▸ **Problem to solve**
Please give the lines from the first one through the line holding "- info-icon[interactable]: i: [1176, 148, 1226, 204]", inclusive, substituting "Spring CTF" for "Cloud CTF" and leaving everything else unchanged.

▸ **Listed entries**
+++

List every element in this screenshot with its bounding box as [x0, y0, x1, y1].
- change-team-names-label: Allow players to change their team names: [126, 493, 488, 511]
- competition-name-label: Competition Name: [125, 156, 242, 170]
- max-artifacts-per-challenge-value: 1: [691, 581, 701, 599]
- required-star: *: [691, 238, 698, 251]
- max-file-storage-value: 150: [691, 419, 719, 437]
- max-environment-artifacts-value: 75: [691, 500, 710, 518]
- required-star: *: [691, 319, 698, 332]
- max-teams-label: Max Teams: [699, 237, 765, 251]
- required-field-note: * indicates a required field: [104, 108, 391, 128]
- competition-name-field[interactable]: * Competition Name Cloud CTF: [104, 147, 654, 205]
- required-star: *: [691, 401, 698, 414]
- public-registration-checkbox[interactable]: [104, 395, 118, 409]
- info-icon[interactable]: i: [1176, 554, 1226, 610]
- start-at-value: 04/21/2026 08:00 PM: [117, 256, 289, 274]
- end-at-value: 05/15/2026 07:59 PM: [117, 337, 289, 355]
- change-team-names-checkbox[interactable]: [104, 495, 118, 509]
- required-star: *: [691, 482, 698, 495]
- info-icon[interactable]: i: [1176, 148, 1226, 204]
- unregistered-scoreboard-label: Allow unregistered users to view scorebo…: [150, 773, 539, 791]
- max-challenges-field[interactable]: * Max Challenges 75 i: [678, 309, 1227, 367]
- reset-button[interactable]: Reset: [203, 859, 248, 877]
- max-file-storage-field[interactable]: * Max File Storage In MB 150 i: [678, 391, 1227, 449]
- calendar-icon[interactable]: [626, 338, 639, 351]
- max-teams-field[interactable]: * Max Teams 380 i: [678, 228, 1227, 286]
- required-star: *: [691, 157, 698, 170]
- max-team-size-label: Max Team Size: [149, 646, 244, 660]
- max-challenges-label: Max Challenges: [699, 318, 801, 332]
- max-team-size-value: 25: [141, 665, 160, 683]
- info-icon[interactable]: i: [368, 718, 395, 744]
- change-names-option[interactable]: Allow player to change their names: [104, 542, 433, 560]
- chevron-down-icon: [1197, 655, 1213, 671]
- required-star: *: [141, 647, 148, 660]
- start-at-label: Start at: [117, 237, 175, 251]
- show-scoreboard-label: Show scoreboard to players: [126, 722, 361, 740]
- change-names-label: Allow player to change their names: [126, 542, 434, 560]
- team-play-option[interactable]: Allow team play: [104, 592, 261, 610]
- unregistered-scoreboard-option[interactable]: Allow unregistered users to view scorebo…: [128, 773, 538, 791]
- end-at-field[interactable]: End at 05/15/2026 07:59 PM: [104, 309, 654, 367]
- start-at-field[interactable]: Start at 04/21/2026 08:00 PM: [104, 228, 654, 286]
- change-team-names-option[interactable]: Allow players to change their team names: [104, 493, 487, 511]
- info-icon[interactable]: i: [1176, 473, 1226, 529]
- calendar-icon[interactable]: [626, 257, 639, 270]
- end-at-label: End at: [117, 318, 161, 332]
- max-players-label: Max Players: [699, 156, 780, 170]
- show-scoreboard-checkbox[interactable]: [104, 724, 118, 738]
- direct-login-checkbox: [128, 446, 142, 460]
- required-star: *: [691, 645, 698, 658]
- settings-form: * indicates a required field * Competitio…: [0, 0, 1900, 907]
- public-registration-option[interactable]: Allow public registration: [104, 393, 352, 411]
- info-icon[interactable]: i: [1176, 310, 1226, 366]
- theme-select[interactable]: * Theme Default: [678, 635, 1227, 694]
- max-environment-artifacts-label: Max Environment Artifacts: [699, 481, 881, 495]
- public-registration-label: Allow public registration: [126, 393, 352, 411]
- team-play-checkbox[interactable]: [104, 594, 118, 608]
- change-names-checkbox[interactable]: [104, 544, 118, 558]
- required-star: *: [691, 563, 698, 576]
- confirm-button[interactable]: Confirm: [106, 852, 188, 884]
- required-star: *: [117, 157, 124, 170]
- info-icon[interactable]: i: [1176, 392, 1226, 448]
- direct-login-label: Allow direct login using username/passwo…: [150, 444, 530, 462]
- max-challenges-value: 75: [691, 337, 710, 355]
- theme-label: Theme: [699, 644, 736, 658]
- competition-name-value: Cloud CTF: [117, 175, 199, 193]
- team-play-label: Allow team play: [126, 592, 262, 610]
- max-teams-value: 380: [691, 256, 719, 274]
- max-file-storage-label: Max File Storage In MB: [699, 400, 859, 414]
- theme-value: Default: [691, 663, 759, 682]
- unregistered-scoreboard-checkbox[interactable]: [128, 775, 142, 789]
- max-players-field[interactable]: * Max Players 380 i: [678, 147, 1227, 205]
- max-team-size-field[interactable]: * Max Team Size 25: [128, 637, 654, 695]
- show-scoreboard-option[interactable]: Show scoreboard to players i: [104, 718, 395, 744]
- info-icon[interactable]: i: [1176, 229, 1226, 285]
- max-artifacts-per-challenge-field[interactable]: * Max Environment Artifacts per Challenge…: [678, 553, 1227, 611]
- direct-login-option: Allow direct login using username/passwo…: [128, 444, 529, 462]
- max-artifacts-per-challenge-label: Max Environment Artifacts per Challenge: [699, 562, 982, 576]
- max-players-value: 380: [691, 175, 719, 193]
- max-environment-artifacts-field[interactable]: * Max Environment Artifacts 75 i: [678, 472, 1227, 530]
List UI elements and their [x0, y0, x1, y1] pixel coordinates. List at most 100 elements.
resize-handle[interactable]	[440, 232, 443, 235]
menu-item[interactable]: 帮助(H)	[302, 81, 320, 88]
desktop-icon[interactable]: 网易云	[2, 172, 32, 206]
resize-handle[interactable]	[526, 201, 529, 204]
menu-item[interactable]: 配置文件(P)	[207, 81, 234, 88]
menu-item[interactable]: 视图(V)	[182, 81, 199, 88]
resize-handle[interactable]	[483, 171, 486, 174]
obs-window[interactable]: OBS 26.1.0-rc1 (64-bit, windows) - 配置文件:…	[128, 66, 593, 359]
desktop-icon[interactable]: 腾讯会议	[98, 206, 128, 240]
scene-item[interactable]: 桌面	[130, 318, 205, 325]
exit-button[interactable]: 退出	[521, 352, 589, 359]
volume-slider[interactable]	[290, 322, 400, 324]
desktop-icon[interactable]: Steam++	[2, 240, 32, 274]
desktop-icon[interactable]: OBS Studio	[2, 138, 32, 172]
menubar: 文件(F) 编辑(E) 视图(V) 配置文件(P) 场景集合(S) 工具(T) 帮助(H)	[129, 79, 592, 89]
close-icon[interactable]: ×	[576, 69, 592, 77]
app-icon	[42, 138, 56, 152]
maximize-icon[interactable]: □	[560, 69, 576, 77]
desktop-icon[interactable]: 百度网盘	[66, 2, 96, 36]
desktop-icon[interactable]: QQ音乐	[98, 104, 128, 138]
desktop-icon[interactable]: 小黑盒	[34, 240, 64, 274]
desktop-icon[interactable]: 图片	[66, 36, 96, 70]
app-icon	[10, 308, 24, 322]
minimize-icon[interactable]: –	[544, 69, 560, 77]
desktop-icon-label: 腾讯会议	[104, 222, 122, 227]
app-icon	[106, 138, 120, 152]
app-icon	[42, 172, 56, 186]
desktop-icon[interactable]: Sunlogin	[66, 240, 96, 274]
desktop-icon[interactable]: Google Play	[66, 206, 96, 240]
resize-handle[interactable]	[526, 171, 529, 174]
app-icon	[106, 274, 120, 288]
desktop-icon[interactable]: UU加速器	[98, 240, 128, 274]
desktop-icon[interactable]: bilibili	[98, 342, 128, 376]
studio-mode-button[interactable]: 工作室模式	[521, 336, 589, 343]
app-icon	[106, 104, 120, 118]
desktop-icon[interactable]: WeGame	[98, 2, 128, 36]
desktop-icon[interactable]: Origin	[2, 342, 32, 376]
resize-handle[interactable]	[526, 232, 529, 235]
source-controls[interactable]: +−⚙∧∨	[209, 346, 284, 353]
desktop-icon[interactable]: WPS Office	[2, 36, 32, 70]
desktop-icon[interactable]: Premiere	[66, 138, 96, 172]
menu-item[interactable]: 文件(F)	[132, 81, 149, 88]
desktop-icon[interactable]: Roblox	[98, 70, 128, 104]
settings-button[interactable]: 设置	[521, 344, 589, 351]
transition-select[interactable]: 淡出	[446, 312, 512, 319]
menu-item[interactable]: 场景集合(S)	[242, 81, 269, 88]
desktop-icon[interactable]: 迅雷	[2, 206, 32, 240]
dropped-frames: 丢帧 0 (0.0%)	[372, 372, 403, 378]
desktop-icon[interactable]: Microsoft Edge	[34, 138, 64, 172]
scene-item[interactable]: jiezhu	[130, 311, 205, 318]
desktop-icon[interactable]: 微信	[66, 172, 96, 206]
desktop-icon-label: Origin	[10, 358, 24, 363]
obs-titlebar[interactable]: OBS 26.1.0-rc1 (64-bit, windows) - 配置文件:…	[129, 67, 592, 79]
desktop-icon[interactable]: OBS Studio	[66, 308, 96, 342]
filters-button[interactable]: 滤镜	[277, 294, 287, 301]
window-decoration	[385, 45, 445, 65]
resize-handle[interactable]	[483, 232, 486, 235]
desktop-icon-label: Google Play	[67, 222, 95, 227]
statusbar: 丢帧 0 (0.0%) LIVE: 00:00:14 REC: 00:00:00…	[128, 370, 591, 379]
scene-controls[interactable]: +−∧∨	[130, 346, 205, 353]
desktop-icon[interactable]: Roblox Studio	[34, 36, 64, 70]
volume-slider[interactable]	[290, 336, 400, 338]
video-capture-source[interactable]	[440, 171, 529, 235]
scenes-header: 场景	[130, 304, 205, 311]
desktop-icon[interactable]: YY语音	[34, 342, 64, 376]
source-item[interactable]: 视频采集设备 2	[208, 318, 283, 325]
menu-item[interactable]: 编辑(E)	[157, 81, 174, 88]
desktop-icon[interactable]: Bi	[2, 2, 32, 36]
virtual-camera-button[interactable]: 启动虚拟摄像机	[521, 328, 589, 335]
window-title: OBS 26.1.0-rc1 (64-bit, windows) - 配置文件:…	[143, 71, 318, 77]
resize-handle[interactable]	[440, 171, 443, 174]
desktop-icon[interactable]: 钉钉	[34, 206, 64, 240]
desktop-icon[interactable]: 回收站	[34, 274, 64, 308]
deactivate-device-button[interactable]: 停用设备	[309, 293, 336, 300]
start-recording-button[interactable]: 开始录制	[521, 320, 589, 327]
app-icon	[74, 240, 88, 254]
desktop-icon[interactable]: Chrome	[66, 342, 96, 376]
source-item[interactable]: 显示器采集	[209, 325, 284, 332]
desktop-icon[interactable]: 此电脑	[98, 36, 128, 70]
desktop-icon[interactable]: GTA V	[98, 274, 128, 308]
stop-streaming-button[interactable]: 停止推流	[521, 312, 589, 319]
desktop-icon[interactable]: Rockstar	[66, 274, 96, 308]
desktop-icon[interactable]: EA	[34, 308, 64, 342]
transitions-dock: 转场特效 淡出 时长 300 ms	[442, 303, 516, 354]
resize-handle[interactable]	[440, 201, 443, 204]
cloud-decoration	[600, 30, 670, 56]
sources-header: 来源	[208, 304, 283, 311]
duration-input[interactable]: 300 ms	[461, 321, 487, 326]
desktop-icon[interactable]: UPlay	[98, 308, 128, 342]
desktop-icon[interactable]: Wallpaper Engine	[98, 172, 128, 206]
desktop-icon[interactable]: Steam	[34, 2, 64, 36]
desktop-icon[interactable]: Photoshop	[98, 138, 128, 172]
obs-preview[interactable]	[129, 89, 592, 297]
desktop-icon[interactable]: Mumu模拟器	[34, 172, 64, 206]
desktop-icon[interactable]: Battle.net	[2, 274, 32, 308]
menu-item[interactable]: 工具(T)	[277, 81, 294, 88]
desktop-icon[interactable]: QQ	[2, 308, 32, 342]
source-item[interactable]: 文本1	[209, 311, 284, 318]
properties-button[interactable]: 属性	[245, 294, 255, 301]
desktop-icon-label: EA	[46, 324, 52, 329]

+++

▸ **Exercise result**
List every element in this screenshot with its bounding box as [x0, y0, x1, y1].
- change-team-names-label: Allow players to change their team names: [126, 493, 488, 511]
- competition-name-label: Competition Name: [125, 156, 242, 170]
- max-artifacts-per-challenge-value: 1: [691, 581, 701, 599]
- required-star: *: [691, 238, 698, 251]
- max-file-storage-value: 150: [691, 419, 719, 437]
- max-environment-artifacts-value: 75: [691, 500, 710, 518]
- required-star: *: [691, 319, 698, 332]
- max-teams-label: Max Teams: [699, 237, 765, 251]
- required-field-note: * indicates a required field: [104, 108, 391, 128]
- competition-name-field[interactable]: * Competition Name Spring CTF: [104, 147, 654, 205]
- required-star: *: [691, 401, 698, 414]
- public-registration-checkbox[interactable]: [104, 395, 118, 409]
- info-icon[interactable]: i: [1176, 554, 1226, 610]
- start-at-value: 04/21/2026 08:00 PM: [117, 256, 289, 274]
- end-at-value: 05/15/2026 07:59 PM: [117, 337, 289, 355]
- change-team-names-checkbox[interactable]: [104, 495, 118, 509]
- required-star: *: [691, 482, 698, 495]
- info-icon[interactable]: i: [1176, 148, 1226, 204]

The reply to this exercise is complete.